## WHAT IS ASKED
Repeat the records word for word, excluding any picture.

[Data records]
(begin)
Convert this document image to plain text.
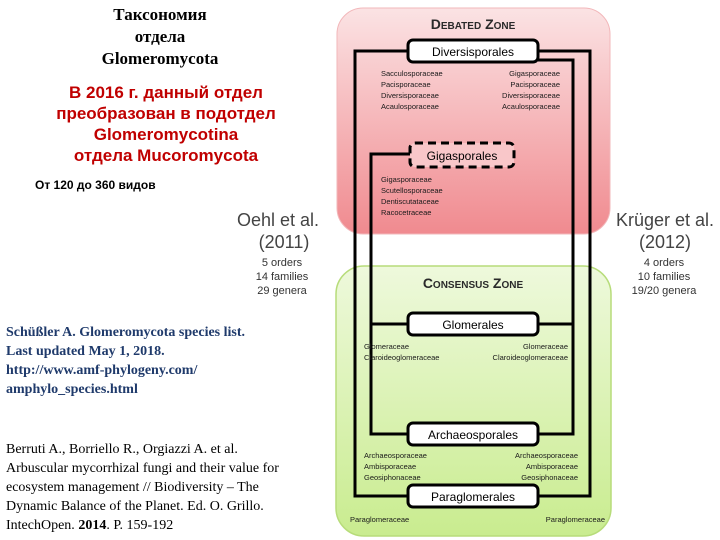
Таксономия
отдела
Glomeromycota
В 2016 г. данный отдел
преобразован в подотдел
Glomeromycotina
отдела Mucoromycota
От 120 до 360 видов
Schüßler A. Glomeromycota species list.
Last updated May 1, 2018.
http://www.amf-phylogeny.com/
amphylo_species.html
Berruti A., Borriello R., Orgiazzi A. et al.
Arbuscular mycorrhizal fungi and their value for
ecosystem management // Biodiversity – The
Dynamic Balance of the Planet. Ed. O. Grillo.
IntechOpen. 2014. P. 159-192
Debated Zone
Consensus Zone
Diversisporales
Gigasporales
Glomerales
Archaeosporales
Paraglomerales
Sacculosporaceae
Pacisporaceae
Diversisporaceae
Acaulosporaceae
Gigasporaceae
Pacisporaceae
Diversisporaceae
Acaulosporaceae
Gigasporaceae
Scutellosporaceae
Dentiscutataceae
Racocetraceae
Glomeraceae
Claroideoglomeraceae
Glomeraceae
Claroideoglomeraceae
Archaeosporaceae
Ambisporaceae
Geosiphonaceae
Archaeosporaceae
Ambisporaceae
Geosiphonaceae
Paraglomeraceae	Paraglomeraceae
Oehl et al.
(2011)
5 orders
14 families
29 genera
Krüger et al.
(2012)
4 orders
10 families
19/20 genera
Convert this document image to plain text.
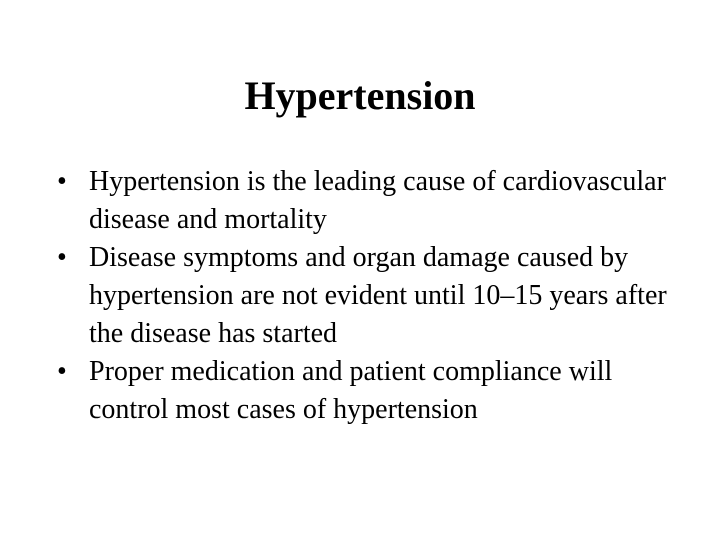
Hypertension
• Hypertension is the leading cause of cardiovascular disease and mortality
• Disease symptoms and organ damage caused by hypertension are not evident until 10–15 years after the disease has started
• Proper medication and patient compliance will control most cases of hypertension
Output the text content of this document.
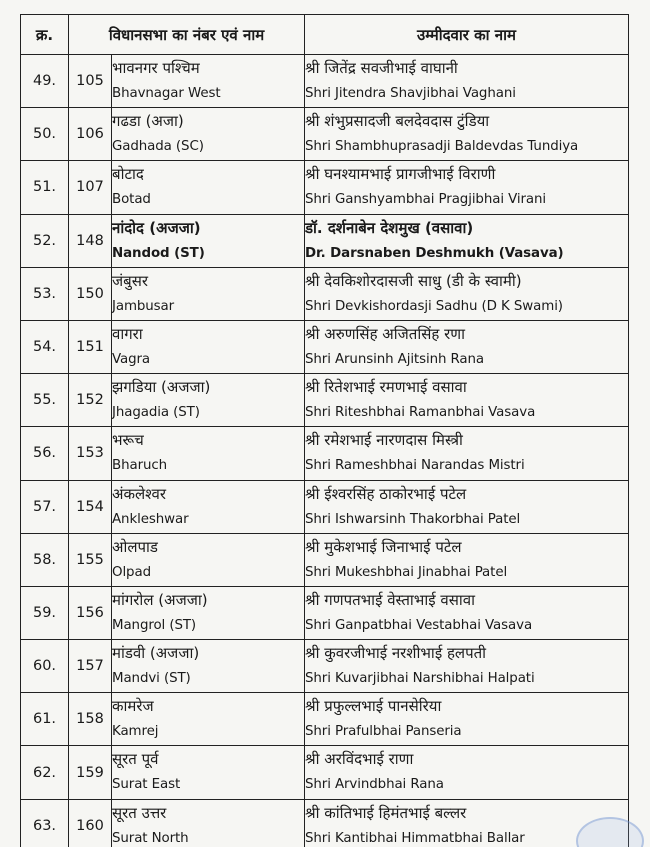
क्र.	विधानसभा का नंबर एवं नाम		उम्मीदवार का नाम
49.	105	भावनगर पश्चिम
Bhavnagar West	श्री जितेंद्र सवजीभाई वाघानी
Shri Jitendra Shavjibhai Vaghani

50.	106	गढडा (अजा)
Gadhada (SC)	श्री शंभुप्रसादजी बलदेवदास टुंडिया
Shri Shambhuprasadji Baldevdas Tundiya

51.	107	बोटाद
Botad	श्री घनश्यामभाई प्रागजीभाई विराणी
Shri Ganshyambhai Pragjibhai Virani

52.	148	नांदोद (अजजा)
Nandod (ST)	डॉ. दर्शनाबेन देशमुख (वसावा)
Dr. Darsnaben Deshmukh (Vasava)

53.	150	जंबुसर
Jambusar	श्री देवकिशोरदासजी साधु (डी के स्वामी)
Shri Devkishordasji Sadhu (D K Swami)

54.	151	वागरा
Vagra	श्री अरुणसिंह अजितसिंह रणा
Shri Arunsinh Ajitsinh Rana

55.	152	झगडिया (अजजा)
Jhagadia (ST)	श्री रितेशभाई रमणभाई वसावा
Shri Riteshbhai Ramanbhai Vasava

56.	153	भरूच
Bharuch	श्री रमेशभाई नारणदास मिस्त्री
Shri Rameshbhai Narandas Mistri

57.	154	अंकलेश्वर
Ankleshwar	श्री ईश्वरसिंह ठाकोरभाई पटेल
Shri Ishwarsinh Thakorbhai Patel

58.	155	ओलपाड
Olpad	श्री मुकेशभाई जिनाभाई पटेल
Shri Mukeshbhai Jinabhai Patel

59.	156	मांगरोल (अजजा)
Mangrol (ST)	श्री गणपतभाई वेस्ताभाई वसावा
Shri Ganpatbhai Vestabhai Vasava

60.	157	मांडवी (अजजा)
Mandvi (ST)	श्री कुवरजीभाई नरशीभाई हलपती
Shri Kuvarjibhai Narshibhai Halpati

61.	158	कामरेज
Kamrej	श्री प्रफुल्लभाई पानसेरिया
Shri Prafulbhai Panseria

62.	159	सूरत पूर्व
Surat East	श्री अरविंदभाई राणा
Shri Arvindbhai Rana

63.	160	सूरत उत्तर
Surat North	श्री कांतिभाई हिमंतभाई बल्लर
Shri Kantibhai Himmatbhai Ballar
(end)
## PROBLEM SOLUTION
Convert this document image to plain text.
Таксономия
отдела
Glomeromycota
В 2016 г. данный отдел
преобразован в подотдел
Glomeromycotina
отдела Mucoromycota
От 120 до 360 видов
Schüßler A. Glomeromycota species list.
Last updated May 1, 2018.
http://www.amf-phylogeny.com/
amphylo_species.html
Berruti A., Borriello R., Orgiazzi A. et al.
Arbuscular mycorrhizal fungi and their value for
ecosystem management // Biodiversity – The
Dynamic Balance of the Planet. Ed. O. Grillo.
IntechOpen. 2014. P. 159-192
Debated Zone
Consensus Zone
Diversisporales
Gigasporales
Glomerales
Archaeosporales
Paraglomerales
Sacculosporaceae
Pacisporaceae
Diversisporaceae
Acaulosporaceae
Gigasporaceae
Pacisporaceae
Diversisporaceae
Acaulosporaceae
Gigasporaceae
Scutellosporaceae
Dentiscutataceae
Racocetraceae
Glomeraceae
Claroideoglomeraceae
Glomeraceae
Claroideoglomeraceae
Archaeosporaceae
Ambisporaceae
Geosiphonaceae
Archaeosporaceae
Ambisporaceae
Geosiphonaceae
Paraglomeraceae	Paraglomeraceae
Oehl et al.
(2011)
5 orders
14 families
29 genera
Krüger et al.
(2012)
4 orders
10 families
19/20 genera
Convert this document image to plain text.
Hypertension
• Hypertension is the leading cause of cardiovascular disease and mortality
• Disease symptoms and organ damage caused by hypertension are not evident until 10–15 years after the disease has started
• Proper medication and patient compliance will control most cases of hypertension
Output the text content of this document.
क्र.	विधानसभा का नंबर एवं नाम		उम्मीदवार का नाम
49.	105	भावनगर पश्चिम
Bhavnagar West	श्री जितेंद्र सवजीभाई वाघानी
Shri Jitendra Shavjibhai Vaghani

50.	106	गढडा (अजा)
Gadhada (SC)	श्री शंभुप्रसादजी बलदेवदास टुंडिया
Shri Shambhuprasadji Baldevdas Tundiya

51.	107	बोटाद
Botad	श्री घनश्यामभाई प्रागजीभाई विराणी
Shri Ganshyambhai Pragjibhai Virani

52.	148	नांदोद (अजजा)
Nandod (ST)	डॉ. दर्शनाबेन देशमुख (वसावा)
Dr. Darsnaben Deshmukh (Vasava)

53.	150	जंबुसर
Jambusar	श्री देवकिशोरदासजी साधु (डी के स्वामी)
Shri Devkishordasji Sadhu (D K Swami)

54.	151	वागरा
Vagra	श्री अरुणसिंह अजितसिंह रणा
Shri Arunsinh Ajitsinh Rana

55.	152	झगडिया (अजजा)
Jhagadia (ST)	श्री रितेशभाई रमणभाई वसावा
Shri Riteshbhai Ramanbhai Vasava

56.	153	भरूच
Bharuch	श्री रमेशभाई नारणदास मिस्त्री
Shri Rameshbhai Narandas Mistri

57.	154	अंकलेश्वर
Ankleshwar	श्री ईश्वरसिंह ठाकोरभाई पटेल
Shri Ishwarsinh Thakorbhai Patel

58.	155	ओलपाड
Olpad	श्री मुकेशभाई जिनाभाई पटेल
Shri Mukeshbhai Jinabhai Patel

59.	156	मांगरोल (अजजा)
Mangrol (ST)	श्री गणपतभाई वेस्ताभाई वसावा
Shri Ganpatbhai Vestabhai Vasava

60.	157	मांडवी (अजजा)
Mandvi (ST)	श्री कुवरजीभाई नरशीभाई हलपती
Shri Kuvarjibhai Narshibhai Halpati

61.	158	कामरेज
Kamrej	श्री प्रफुल्लभाई पानसेरिया
Shri Prafulbhai Panseria

62.	159	सूरत पूर्व
Surat East	श्री अरविंदभाई राणा
Shri Arvindbhai Rana

63.	160	सूरत उत्तर
Surat North	श्री कांतिभाई हिमंतभाई बल्लर
Shri Kantibhai Himmatbhai Ballar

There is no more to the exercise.